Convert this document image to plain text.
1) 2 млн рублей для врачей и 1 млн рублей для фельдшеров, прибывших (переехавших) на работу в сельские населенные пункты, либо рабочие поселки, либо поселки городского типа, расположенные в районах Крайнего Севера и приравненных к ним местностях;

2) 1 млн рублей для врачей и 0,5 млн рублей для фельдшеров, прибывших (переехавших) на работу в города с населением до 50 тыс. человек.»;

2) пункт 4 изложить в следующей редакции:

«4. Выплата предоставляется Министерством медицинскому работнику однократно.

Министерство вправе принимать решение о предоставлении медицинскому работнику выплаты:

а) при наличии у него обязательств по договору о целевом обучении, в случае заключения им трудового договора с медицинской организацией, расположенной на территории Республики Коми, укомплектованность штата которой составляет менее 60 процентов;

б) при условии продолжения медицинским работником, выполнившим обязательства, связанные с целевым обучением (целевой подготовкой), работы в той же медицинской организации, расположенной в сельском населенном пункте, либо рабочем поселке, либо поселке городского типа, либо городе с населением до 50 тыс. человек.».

▶ GIVEN REQUEST: Retype each record exactly, leaving nothing out.

▶ CORRECT OUTPUT:
Convert this document image to plain text.
1) 2 млн рублей для врачей и 1 млн рублей для фельдшеров, прибывших (переехавших) на работу в сельские населенные пункты, либо рабочие поселки, либо поселки городского типа, расположенные в районах Крайнего Севера и приравненных к ним местностях;

2) 1 млн рублей для врачей и 0,5 млн рублей для фельдшеров, прибывших (переехавших) на работу в города с населением до 50 тыс. человек.»;

2) пункт 4 изложить в следующей редакции:

«4. Выплата предоставляется Министерством медицинскому работнику однократно.

Министерство вправе принимать решение о предоставлении медицинскому работнику выплаты:

а) при наличии у него обязательств по договору о целевом обучении, в случае заключения им трудового договора с медицинской организацией, расположенной на территории Республики Коми, укомплектованность штата которой составляет менее 60 процентов;

б) при условии продолжения медицинским работником, выполнившим обязательства, связанные с целевым обучением (целевой подготовкой), работы в той же медицинской организации, расположенной в сельском населенном пункте, либо рабочем поселке, либо поселке городского типа, либо городе с населением до 50 тыс. человек.».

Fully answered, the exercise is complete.